===== Exercise inputs =====
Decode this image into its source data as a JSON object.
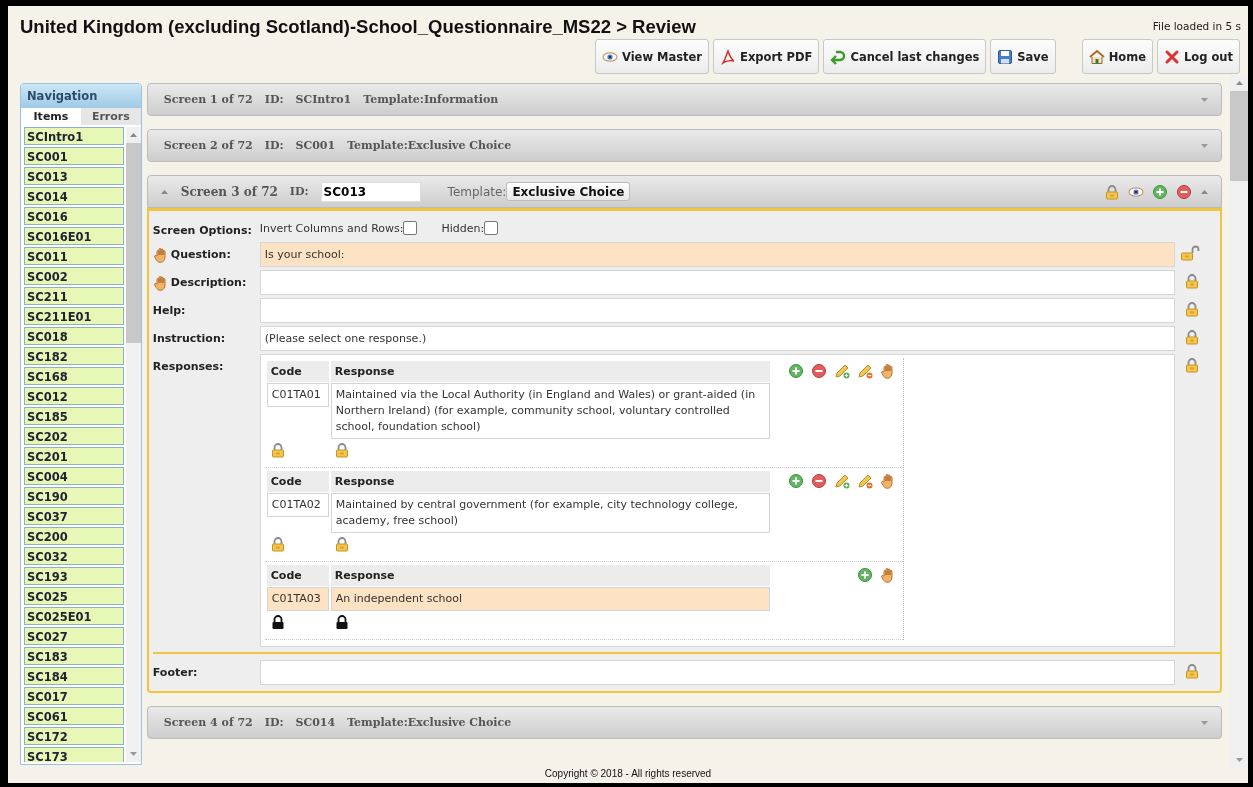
{
  "header": {
    "title": "United Kingdom (excluding Scotland)-School_Questionnaire_MS22 > Review",
    "load_status": "File loaded in 5 s"
  },
  "toolbar_groups": [
    {
      "buttons": [
        {
          "label": "View Master"
        },
        {
          "label": "Export PDF"
        },
        {
          "label": "Cancel last changes"
        },
        {
          "label": "Save"
        }
      ]
    },
    {
      "buttons": [
        {
          "label": "Home"
        },
        {
          "label": "Log out"
        }
      ]
    }
  ],
  "navigation": {
    "title": "Navigation",
    "tabs": [
      {
        "label": "Items",
        "selected": true
      },
      {
        "label": "Errors",
        "selected": false
      }
    ],
    "items": [
      "SCIntro1",
      "SC001",
      "SC013",
      "SC014",
      "SC016",
      "SC016E01",
      "SC011",
      "SC002",
      "SC211",
      "SC211E01",
      "SC018",
      "SC182",
      "SC168",
      "SC012",
      "SC185",
      "SC202",
      "SC201",
      "SC004",
      "SC190",
      "SC037",
      "SC200",
      "SC032",
      "SC193",
      "SC025",
      "SC025E01",
      "SC027",
      "SC183",
      "SC184",
      "SC017",
      "SC061",
      "SC172",
      "SC173"
    ]
  },
  "screens": [
    {
      "screen": "Screen 1 of 72",
      "id_label": "ID:",
      "id": "SCIntro1",
      "template": "Template:Information",
      "expanded": false
    },
    {
      "screen": "Screen 2 of 72",
      "id_label": "ID:",
      "id": "SC001",
      "template": "Template:Exclusive Choice",
      "expanded": false
    },
    {
      "screen": "Screen 3 of 72",
      "id_label": "ID:",
      "id": "SC013",
      "template_label": "Template:",
      "template": "Exclusive Choice",
      "expanded": true,
      "options": {
        "label": "Screen Options:",
        "items": [
          {
            "label": "Invert Columns and Rows:",
            "checked": false
          },
          {
            "label": "Hidden:",
            "checked": false
          }
        ]
      },
      "fields": [
        {
          "label": "Question:",
          "value": "Is your school:",
          "draggable": true,
          "highlighted": true,
          "locked": false
        },
        {
          "label": "Description:",
          "draggable": true,
          "highlighted": false,
          "locked": true
        },
        {
          "label": "Help:",
          "draggable": false,
          "highlighted": false,
          "locked": true
        },
        {
          "label": "Instruction:",
          "value": "(Please select one response.)",
          "draggable": false,
          "highlighted": false,
          "locked": true
        }
      ],
      "responses": {
        "label": "Responses:",
        "locked": true,
        "groups": [
          {
            "code_header": "Code",
            "response_header": "Response",
            "code": "C01TA01",
            "text": "Maintained via the Local Authority (in England and Wales) or grant-aided (in Northern Ireland) (for example, community school, voluntary controlled school, foundation school)",
            "highlighted": false,
            "master_locked": false,
            "removable": true
          },
          {
            "code_header": "Code",
            "response_header": "Response",
            "code": "C01TA02",
            "text": "Maintained by central government (for example, city technology college, academy, free school)",
            "highlighted": false,
            "master_locked": false,
            "removable": true
          },
          {
            "code_header": "Code",
            "response_header": "Response",
            "code": "C01TA03",
            "text": "An independent school",
            "highlighted": true,
            "master_locked": true,
            "removable": false
          }
        ]
      },
      "footer_field": {
        "label": "Footer:",
        "locked": true
      }
    },
    {
      "screen": "Screen 4 of 72",
      "id_label": "ID:",
      "id": "SC014",
      "template": "Template:Exclusive Choice",
      "expanded": false
    }
  ],
  "copyright": "Copyright © 2018 - All rights reserved"
}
=====
Except for the pictures, reproduce every line exactly.

### Reply to the task
Decode this image into its source data as a JSON object.
{
  "header": {
    "title": "United Kingdom (excluding Scotland)-School_Questionnaire_MS22 > Review",
    "load_status": "File loaded in 5 s"
  },
  "toolbar_groups": [
    {
      "buttons": [
        {
          "label": "View Master"
        },
        {
          "label": "Export PDF"
        },
        {
          "label": "Cancel last changes"
        },
        {
          "label": "Save"
        }
      ]
    },
    {
      "buttons": [
        {
          "label": "Home"
        },
        {
          "label": "Log out"
        }
      ]
    }
  ],
  "navigation": {
    "title": "Navigation",
    "tabs": [
      {
        "label": "Items",
        "selected": true
      },
      {
        "label": "Errors",
        "selected": false
      }
    ],
    "items": [
      "SCIntro1",
      "SC001",
      "SC013",
      "SC014",
      "SC016",
      "SC016E01",
      "SC011",
      "SC002",
      "SC211",
      "SC211E01",
      "SC018",
      "SC182",
      "SC168",
      "SC012",
      "SC185",
      "SC202",
      "SC201",
      "SC004",
      "SC190",
      "SC037",
      "SC200",
      "SC032",
      "SC193",
      "SC025",
      "SC025E01",
      "SC027",
      "SC183",
      "SC184",
      "SC017",
      "SC061",
      "SC172",
      "SC173"
    ]
  },
  "screens": [
    {
      "screen": "Screen 1 of 72",
      "id_label": "ID:",
      "id": "SCIntro1",
      "template": "Template:Information",
      "expanded": false
    },
    {
      "screen": "Screen 2 of 72",
      "id_label": "ID:",
      "id": "SC001",
      "template": "Template:Exclusive Choice",
      "expanded": false
    },
    {
      "screen": "Screen 3 of 72",
      "id_label": "ID:",
      "id": "SC013",
      "template_label": "Template:",
      "template": "Exclusive Choice",
      "expanded": true,
      "options": {
        "label": "Screen Options:",
        "items": [
          {
            "label": "Invert Columns and Rows:",
            "checked": false
          },
          {
            "label": "Hidden:",
            "checked": false
          }
        ]
      },
      "fields": [
        {
          "label": "Question:",
          "value": "Is your school:",
          "draggable": true,
          "highlighted": true,
          "locked": false
        },
        {
          "label": "Description:",
          "draggable": true,
          "highlighted": false,
          "locked": true
        },
        {
          "label": "Help:",
          "draggable": false,
          "highlighted": false,
          "locked": true
        },
        {
          "label": "Instruction:",
          "value": "(Please select one response.)",
          "draggable": false,
          "highlighted": false,
          "locked": true
        }
      ],
      "responses": {
        "label": "Responses:",
        "locked": true,
        "groups": [
          {
            "code_header": "Code",
            "response_header": "Response",
            "code": "C01TA01",
            "text": "Maintained via the Local Authority (in England and Wales) or grant-aided (in Northern Ireland) (for example, community school, voluntary controlled school, foundation school)",
            "highlighted": false,
            "master_locked": false,
            "removable": true
          },
          {
            "code_header": "Code",
            "response_header": "Response",
            "code": "C01TA02",
            "text": "Maintained by central government (for example, city technology college, academy, free school)",
            "highlighted": false,
            "master_locked": false,
            "removable": true
          },
          {
            "code_header": "Code",
            "response_header": "Response",
            "code": "C01TA03",
            "text": "An independent school",
            "highlighted": true,
            "master_locked": true,
            "removable": false
          }
        ]
      },
      "footer_field": {
        "label": "Footer:",
        "locked": true
      }
    },
    {
      "screen": "Screen 4 of 72",
      "id_label": "ID:",
      "id": "SC014",
      "template": "Template:Exclusive Choice",
      "expanded": false
    }
  ],
  "copyright": "Copyright © 2018 - All rights reserved"
}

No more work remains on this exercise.